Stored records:
Start
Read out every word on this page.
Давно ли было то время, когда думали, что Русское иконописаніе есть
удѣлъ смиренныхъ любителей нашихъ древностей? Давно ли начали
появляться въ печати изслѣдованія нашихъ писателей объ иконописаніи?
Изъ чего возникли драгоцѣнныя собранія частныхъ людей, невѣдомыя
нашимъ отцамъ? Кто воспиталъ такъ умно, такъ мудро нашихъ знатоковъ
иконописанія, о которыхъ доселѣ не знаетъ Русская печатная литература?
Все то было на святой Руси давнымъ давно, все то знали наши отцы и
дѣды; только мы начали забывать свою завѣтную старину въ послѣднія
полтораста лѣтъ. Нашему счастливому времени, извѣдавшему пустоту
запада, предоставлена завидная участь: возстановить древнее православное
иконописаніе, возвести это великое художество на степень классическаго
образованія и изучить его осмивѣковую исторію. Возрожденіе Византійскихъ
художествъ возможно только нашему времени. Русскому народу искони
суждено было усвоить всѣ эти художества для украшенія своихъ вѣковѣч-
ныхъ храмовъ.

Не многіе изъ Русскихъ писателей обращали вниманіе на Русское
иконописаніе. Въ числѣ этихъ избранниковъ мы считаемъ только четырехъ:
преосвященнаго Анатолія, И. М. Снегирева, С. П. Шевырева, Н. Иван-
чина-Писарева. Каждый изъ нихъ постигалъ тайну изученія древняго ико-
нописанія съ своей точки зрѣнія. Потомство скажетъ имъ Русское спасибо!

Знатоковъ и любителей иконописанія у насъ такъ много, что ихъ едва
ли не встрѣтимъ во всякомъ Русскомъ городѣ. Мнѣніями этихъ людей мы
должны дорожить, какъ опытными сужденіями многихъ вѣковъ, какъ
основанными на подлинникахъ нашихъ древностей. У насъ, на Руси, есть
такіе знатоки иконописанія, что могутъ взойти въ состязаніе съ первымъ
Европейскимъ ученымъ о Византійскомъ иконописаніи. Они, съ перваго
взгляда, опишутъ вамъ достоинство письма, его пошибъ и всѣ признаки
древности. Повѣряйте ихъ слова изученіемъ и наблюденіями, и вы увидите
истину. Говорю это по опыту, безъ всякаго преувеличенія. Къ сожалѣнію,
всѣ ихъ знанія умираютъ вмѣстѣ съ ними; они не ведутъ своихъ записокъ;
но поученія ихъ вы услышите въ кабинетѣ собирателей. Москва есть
End
Goal of the exercise =>
Retype all the material above precisely, with no line left out.

Result for this exercise =>
Read out every word on this page.
Давно ли было то время, когда думали, что Русское иконописаніе есть
удѣлъ смиренныхъ любителей нашихъ древностей? Давно ли начали
появляться въ печати изслѣдованія нашихъ писателей объ иконописаніи?
Изъ чего возникли драгоцѣнныя собранія частныхъ людей, невѣдомыя
нашимъ отцамъ? Кто воспиталъ такъ умно, такъ мудро нашихъ знатоковъ
иконописанія, о которыхъ доселѣ не знаетъ Русская печатная литература?
Все то было на святой Руси давнымъ давно, все то знали наши отцы и
дѣды; только мы начали забывать свою завѣтную старину въ послѣднія
полтораста лѣтъ. Нашему счастливому времени, извѣдавшему пустоту
запада, предоставлена завидная участь: возстановить древнее православное
иконописаніе, возвести это великое художество на степень классическаго
образованія и изучить его осмивѣковую исторію. Возрожденіе Византійскихъ
художествъ возможно только нашему времени. Русскому народу искони
суждено было усвоить всѣ эти художества для украшенія своихъ вѣковѣч-
ныхъ храмовъ.

Не многіе изъ Русскихъ писателей обращали вниманіе на Русское
иконописаніе. Въ числѣ этихъ избранниковъ мы считаемъ только четырехъ:
преосвященнаго Анатолія, И. М. Снегирева, С. П. Шевырева, Н. Иван-
чина-Писарева. Каждый изъ нихъ постигалъ тайну изученія древняго ико-
нописанія съ своей точки зрѣнія. Потомство скажетъ имъ Русское спасибо!

Знатоковъ и любителей иконописанія у насъ такъ много, что ихъ едва
ли не встрѣтимъ во всякомъ Русскомъ городѣ. Мнѣніями этихъ людей мы
должны дорожить, какъ опытными сужденіями многихъ вѣковъ, какъ
основанными на подлинникахъ нашихъ древностей. У насъ, на Руси, есть
такіе знатоки иконописанія, что могутъ взойти въ состязаніе съ первымъ
Европейскимъ ученымъ о Византійскомъ иконописаніи. Они, съ перваго
взгляда, опишутъ вамъ достоинство письма, его пошибъ и всѣ признаки
древности. Повѣряйте ихъ слова изученіемъ и наблюденіями, и вы увидите
истину. Говорю это по опыту, безъ всякаго преувеличенія. Къ сожалѣнію,
всѣ ихъ знанія умираютъ вмѣстѣ съ ними; они не ведутъ своихъ записокъ;
но поученія ихъ вы услышите въ кабинетѣ собирателей. Москва есть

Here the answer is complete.